WHAT YOU HAVE TO DO:
Reproduce every one of the following lines word for word, without changing anything.

<<<<

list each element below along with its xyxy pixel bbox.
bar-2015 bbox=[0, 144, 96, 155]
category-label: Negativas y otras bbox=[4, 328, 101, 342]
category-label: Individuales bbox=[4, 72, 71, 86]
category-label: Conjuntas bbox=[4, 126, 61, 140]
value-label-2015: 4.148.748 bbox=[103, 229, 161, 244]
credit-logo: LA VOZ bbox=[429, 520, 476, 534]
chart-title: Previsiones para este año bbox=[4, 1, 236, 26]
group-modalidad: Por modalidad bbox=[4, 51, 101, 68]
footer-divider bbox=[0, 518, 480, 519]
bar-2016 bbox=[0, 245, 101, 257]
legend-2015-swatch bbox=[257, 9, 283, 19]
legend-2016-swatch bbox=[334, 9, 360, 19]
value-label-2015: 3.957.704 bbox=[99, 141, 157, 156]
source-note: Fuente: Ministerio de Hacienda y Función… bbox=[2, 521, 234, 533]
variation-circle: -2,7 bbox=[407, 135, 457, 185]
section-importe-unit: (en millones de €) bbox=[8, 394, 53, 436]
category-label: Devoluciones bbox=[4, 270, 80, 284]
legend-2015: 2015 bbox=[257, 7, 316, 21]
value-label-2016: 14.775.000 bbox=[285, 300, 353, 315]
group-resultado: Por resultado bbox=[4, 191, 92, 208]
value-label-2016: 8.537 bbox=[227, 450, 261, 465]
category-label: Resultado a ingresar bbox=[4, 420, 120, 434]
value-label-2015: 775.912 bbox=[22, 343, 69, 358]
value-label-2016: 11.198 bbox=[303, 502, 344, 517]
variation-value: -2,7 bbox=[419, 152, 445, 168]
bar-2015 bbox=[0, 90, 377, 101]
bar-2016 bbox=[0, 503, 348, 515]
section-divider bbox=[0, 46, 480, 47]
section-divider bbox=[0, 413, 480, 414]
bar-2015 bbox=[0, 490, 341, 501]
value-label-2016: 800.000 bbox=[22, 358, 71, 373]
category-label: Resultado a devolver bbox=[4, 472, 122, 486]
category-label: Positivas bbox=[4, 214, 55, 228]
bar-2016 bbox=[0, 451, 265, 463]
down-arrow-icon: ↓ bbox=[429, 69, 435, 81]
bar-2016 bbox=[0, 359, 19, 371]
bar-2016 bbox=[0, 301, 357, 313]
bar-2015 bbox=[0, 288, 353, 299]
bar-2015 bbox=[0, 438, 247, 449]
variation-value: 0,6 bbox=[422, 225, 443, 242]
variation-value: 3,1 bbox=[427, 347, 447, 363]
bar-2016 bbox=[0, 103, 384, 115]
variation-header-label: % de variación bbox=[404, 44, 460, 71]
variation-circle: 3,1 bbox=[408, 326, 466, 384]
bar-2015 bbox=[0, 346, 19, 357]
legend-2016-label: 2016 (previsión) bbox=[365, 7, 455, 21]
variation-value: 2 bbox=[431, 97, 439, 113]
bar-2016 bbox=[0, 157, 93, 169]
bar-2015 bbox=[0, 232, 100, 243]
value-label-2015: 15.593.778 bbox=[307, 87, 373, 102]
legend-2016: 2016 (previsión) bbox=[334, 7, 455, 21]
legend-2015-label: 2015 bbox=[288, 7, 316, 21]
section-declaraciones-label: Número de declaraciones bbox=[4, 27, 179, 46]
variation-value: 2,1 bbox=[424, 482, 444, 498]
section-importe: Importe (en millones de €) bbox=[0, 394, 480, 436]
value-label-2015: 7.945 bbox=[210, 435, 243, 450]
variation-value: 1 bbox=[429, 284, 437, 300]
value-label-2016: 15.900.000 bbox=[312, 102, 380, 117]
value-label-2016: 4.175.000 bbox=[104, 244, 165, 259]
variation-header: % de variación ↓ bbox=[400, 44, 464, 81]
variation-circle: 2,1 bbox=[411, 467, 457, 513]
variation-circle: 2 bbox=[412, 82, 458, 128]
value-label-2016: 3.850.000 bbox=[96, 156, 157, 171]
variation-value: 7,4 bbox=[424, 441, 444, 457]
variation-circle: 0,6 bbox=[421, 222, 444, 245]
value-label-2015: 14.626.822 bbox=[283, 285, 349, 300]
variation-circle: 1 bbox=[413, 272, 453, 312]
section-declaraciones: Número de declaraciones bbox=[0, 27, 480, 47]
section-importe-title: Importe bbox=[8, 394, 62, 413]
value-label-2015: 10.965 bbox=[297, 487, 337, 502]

>>>>

SOLVED PROBLEM:
list each element below along with its xyxy pixel bbox.
bar-2015 bbox=[0, 144, 96, 155]
category-label: Negativas y otras bbox=[4, 328, 101, 342]
category-label: Individuales bbox=[4, 72, 71, 86]
category-label: Conjuntas bbox=[4, 126, 61, 140]
value-label-2015: 4.148.748 bbox=[103, 229, 161, 244]
credit-logo: LA VOZ bbox=[429, 520, 476, 534]
chart-title: Previsiones para este año bbox=[4, 1, 236, 26]
group-modalidad: Por modalidad bbox=[4, 51, 101, 68]
footer-divider bbox=[0, 518, 480, 519]
bar-2016 bbox=[0, 245, 101, 257]
legend-2015-swatch bbox=[257, 9, 283, 19]
legend-2016-swatch bbox=[334, 9, 360, 19]
value-label-2015: 3.957.704 bbox=[99, 141, 157, 156]
source-note: Fuente: Ministerio de Hacienda y Función… bbox=[2, 521, 234, 533]
variation-circle: -2,7 bbox=[407, 135, 457, 185]
section-importe-unit: (en millones de €) bbox=[8, 394, 53, 436]
category-label: Devoluciones bbox=[4, 270, 80, 284]
legend-2015: 2015 bbox=[257, 7, 316, 21]
value-label-2016: 14.775.000 bbox=[285, 300, 353, 315]
group-resultado: Por resultado bbox=[4, 191, 92, 208]
value-label-2016: 8.537 bbox=[227, 450, 261, 465]
category-label: Resultado a ingresar bbox=[4, 420, 120, 434]
value-label-2015: 775.912 bbox=[22, 343, 69, 358]
value-label-2016: 11.198 bbox=[303, 502, 344, 517]
variation-value: -2,7 bbox=[419, 152, 445, 168]
bar-2015 bbox=[0, 90, 377, 101]
bar-2016 bbox=[0, 503, 348, 515]
section-divider bbox=[0, 46, 480, 47]
section-divider bbox=[0, 413, 480, 414]
bar-2015 bbox=[0, 490, 341, 501]
value-label-2016: 800.000 bbox=[22, 358, 71, 373]
category-label: Resultado a devolver bbox=[4, 472, 122, 486]
category-label: Positivas bbox=[4, 214, 55, 228]
bar-2016 bbox=[0, 451, 265, 463]
down-arrow-icon: ↓ bbox=[429, 69, 435, 81]
bar-2016 bbox=[0, 359, 19, 371]
bar-2016 bbox=[0, 301, 357, 313]
bar-2015 bbox=[0, 288, 353, 299]
bar-2015 bbox=[0, 438, 247, 449]
variation-value: 0,6 bbox=[422, 225, 443, 242]
variation-value: 3,1 bbox=[427, 347, 447, 363]
bar-2016 bbox=[0, 103, 384, 115]
variation-header-label: % de variación bbox=[404, 44, 460, 71]
variation-circle: 3,1 bbox=[408, 326, 466, 384]
bar-2015 bbox=[0, 346, 19, 357]
legend-2016-label: 2016 (previsión) bbox=[365, 7, 455, 21]
variation-value: 2 bbox=[431, 97, 439, 113]
bar-2016 bbox=[0, 157, 93, 169]
bar-2015 bbox=[0, 232, 100, 243]
value-label-2015: 15.593.778 bbox=[307, 87, 373, 102]
legend-2016: 2016 (previsión) bbox=[334, 7, 455, 21]
legend-2015-label: 2015 bbox=[288, 7, 316, 21]
section-declaraciones-label: Número de declaraciones bbox=[4, 27, 179, 46]
variation-value: 2,1 bbox=[424, 482, 444, 498]
section-importe: Importe (en millones de €) bbox=[0, 394, 480, 436]
value-label-2015: 7.945 bbox=[210, 435, 243, 450]
variation-value: 1 bbox=[429, 284, 437, 300]
value-label-2016: 15.900.000 bbox=[312, 102, 380, 117]
value-label-2016: 4.175.000 bbox=[104, 244, 165, 259]
variation-header: % de variación ↓ bbox=[400, 44, 464, 81]
variation-circle: 2,1 bbox=[411, 467, 457, 513]
variation-circle: 2 bbox=[412, 82, 458, 128]
value-label-2016: 3.850.000 bbox=[96, 156, 157, 171]
variation-value: 7,4 bbox=[424, 441, 444, 457]
variation-circle: 0,6 bbox=[421, 222, 444, 245]
value-label-2015: 14.626.822 bbox=[283, 285, 349, 300]
variation-circle: 1 bbox=[413, 272, 453, 312]
section-declaraciones: Número de declaraciones bbox=[0, 27, 480, 47]
section-importe-title: Importe bbox=[8, 394, 62, 413]
value-label-2015: 10.965 bbox=[297, 487, 337, 502]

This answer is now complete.